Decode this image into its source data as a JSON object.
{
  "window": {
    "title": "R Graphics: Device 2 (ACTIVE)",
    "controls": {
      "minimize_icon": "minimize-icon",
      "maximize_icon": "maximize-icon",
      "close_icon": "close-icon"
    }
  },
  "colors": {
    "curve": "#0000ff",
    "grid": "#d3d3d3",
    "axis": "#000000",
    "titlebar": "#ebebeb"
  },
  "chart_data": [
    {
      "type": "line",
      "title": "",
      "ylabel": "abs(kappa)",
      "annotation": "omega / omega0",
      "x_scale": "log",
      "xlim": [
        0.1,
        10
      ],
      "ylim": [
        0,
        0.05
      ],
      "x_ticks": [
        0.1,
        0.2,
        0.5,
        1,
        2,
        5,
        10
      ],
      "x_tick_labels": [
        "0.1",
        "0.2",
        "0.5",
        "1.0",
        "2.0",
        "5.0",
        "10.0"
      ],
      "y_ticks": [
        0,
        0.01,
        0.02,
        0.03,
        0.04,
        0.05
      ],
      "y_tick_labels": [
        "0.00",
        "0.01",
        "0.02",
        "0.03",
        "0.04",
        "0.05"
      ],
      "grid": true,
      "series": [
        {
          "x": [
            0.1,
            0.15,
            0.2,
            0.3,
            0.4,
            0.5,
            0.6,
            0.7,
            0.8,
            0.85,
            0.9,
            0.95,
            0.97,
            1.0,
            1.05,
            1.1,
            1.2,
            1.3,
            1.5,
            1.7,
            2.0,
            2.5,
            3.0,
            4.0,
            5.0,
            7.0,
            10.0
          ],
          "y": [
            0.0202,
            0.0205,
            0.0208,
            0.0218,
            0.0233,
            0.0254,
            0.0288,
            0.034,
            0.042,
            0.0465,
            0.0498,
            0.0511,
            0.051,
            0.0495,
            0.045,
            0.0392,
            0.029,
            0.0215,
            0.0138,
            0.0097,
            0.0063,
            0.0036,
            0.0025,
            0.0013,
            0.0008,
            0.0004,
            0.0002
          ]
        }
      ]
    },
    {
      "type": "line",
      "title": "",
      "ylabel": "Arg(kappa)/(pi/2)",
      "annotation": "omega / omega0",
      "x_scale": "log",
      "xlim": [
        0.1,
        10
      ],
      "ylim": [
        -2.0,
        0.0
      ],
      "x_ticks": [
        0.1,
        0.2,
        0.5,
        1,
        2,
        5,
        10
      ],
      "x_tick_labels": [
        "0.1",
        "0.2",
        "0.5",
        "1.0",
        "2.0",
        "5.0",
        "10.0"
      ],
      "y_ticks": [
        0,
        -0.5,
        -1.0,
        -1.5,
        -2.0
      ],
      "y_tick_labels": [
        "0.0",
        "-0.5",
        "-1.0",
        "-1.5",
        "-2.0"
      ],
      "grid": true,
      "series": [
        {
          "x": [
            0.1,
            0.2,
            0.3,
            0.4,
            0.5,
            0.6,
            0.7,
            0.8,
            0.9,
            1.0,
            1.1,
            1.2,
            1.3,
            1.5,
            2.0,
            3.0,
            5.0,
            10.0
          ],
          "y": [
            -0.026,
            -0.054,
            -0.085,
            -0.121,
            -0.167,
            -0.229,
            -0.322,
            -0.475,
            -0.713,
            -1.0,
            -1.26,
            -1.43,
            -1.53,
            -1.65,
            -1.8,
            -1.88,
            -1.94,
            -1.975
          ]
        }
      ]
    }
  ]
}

□ □ □ □

PROBLEM REQUIREMENTS ▸ Extract the entries above verbatim.

CORRECT ANSWER ▸
Decode this image into its source data as a JSON object.
{
  "window": {
    "title": "R Graphics: Device 2 (ACTIVE)",
    "controls": {
      "minimize_icon": "minimize-icon",
      "maximize_icon": "maximize-icon",
      "close_icon": "close-icon"
    }
  },
  "colors": {
    "curve": "#0000ff",
    "grid": "#d3d3d3",
    "axis": "#000000",
    "titlebar": "#ebebeb"
  },
  "chart_data": [
    {
      "type": "line",
      "title": "",
      "ylabel": "abs(kappa)",
      "annotation": "omega / omega0",
      "x_scale": "log",
      "xlim": [
        0.1,
        10
      ],
      "ylim": [
        0,
        0.05
      ],
      "x_ticks": [
        0.1,
        0.2,
        0.5,
        1,
        2,
        5,
        10
      ],
      "x_tick_labels": [
        "0.1",
        "0.2",
        "0.5",
        "1.0",
        "2.0",
        "5.0",
        "10.0"
      ],
      "y_ticks": [
        0,
        0.01,
        0.02,
        0.03,
        0.04,
        0.05
      ],
      "y_tick_labels": [
        "0.00",
        "0.01",
        "0.02",
        "0.03",
        "0.04",
        "0.05"
      ],
      "grid": true,
      "series": [
        {
          "x": [
            0.1,
            0.15,
            0.2,
            0.3,
            0.4,
            0.5,
            0.6,
            0.7,
            0.8,
            0.85,
            0.9,
            0.95,
            0.97,
            1.0,
            1.05,
            1.1,
            1.2,
            1.3,
            1.5,
            1.7,
            2.0,
            2.5,
            3.0,
            4.0,
            5.0,
            7.0,
            10.0
          ],
          "y": [
            0.0202,
            0.0205,
            0.0208,
            0.0218,
            0.0233,
            0.0254,
            0.0288,
            0.034,
            0.042,
            0.0465,
            0.0498,
            0.0511,
            0.051,
            0.0495,
            0.045,
            0.0392,
            0.029,
            0.0215,
            0.0138,
            0.0097,
            0.0063,
            0.0036,
            0.0025,
            0.0013,
            0.0008,
            0.0004,
            0.0002
          ]
        }
      ]
    },
    {
      "type": "line",
      "title": "",
      "ylabel": "Arg(kappa)/(pi/2)",
      "annotation": "omega / omega0",
      "x_scale": "log",
      "xlim": [
        0.1,
        10
      ],
      "ylim": [
        -2.0,
        0.0
      ],
      "x_ticks": [
        0.1,
        0.2,
        0.5,
        1,
        2,
        5,
        10
      ],
      "x_tick_labels": [
        "0.1",
        "0.2",
        "0.5",
        "1.0",
        "2.0",
        "5.0",
        "10.0"
      ],
      "y_ticks": [
        0,
        -0.5,
        -1.0,
        -1.5,
        -2.0
      ],
      "y_tick_labels": [
        "0.0",
        "-0.5",
        "-1.0",
        "-1.5",
        "-2.0"
      ],
      "grid": true,
      "series": [
        {
          "x": [
            0.1,
            0.2,
            0.3,
            0.4,
            0.5,
            0.6,
            0.7,
            0.8,
            0.9,
            1.0,
            1.1,
            1.2,
            1.3,
            1.5,
            2.0,
            3.0,
            5.0,
            10.0
          ],
          "y": [
            -0.026,
            -0.054,
            -0.085,
            -0.121,
            -0.167,
            -0.229,
            -0.322,
            -0.475,
            -0.713,
            -1.0,
            -1.26,
            -1.43,
            -1.53,
            -1.65,
            -1.8,
            -1.88,
            -1.94,
            -1.975
          ]
        }
      ]
    }
  ]
}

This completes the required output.